- GOAL OF THE EXERCISE -
Look for the string "mixture" in every line, and copy each line that has it.

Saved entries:
++++++

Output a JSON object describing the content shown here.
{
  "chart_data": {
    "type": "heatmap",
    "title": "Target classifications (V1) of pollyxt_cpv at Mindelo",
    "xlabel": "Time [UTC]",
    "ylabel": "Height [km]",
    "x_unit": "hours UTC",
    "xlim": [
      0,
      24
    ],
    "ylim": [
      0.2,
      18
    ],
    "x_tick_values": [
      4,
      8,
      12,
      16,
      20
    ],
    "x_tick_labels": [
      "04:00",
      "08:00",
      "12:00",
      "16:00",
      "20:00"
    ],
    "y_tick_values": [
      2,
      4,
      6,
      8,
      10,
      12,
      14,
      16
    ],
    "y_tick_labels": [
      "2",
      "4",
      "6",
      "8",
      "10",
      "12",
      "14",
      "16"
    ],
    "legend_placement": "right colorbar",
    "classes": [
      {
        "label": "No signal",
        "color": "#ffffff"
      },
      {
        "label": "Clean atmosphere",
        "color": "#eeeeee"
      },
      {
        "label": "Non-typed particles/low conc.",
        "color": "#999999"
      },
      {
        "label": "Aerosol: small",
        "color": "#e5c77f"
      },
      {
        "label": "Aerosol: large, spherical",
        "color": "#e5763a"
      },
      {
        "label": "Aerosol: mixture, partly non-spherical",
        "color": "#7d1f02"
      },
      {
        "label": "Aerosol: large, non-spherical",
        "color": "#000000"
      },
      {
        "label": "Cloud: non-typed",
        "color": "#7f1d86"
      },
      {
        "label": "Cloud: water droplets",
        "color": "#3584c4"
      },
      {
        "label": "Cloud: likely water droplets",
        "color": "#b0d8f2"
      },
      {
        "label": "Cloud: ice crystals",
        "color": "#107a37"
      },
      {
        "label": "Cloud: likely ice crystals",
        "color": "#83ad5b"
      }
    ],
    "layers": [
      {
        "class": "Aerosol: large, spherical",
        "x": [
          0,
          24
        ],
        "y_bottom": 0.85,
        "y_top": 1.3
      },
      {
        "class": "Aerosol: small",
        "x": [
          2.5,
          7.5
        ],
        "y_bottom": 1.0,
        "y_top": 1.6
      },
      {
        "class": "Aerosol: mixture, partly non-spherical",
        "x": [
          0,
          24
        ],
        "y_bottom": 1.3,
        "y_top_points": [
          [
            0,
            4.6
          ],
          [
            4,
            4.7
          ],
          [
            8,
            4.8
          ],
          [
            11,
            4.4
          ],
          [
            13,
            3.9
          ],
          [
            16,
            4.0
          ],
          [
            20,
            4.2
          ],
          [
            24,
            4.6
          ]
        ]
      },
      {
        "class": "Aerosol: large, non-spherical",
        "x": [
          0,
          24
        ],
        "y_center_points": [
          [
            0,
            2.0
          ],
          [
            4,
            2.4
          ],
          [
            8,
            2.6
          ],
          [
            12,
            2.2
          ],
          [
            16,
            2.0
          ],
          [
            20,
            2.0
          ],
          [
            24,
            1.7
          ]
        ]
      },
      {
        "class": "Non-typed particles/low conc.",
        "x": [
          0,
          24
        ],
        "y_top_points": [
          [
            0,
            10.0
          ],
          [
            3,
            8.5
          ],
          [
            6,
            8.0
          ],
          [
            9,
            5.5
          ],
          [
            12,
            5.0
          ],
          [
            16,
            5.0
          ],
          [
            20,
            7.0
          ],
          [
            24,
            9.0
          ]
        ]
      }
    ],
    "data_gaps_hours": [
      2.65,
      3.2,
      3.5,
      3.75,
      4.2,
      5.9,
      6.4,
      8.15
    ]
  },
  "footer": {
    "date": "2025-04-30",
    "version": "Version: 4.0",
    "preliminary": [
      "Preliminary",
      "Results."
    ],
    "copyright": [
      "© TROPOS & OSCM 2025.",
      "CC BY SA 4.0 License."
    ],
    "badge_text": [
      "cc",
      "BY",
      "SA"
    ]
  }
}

++++++

- RESULT OF THE EXERCISE -
        "label": "Aerosol: mixture, partly non-spherical",
        "class": "Aerosol: mixture, partly non-spherical",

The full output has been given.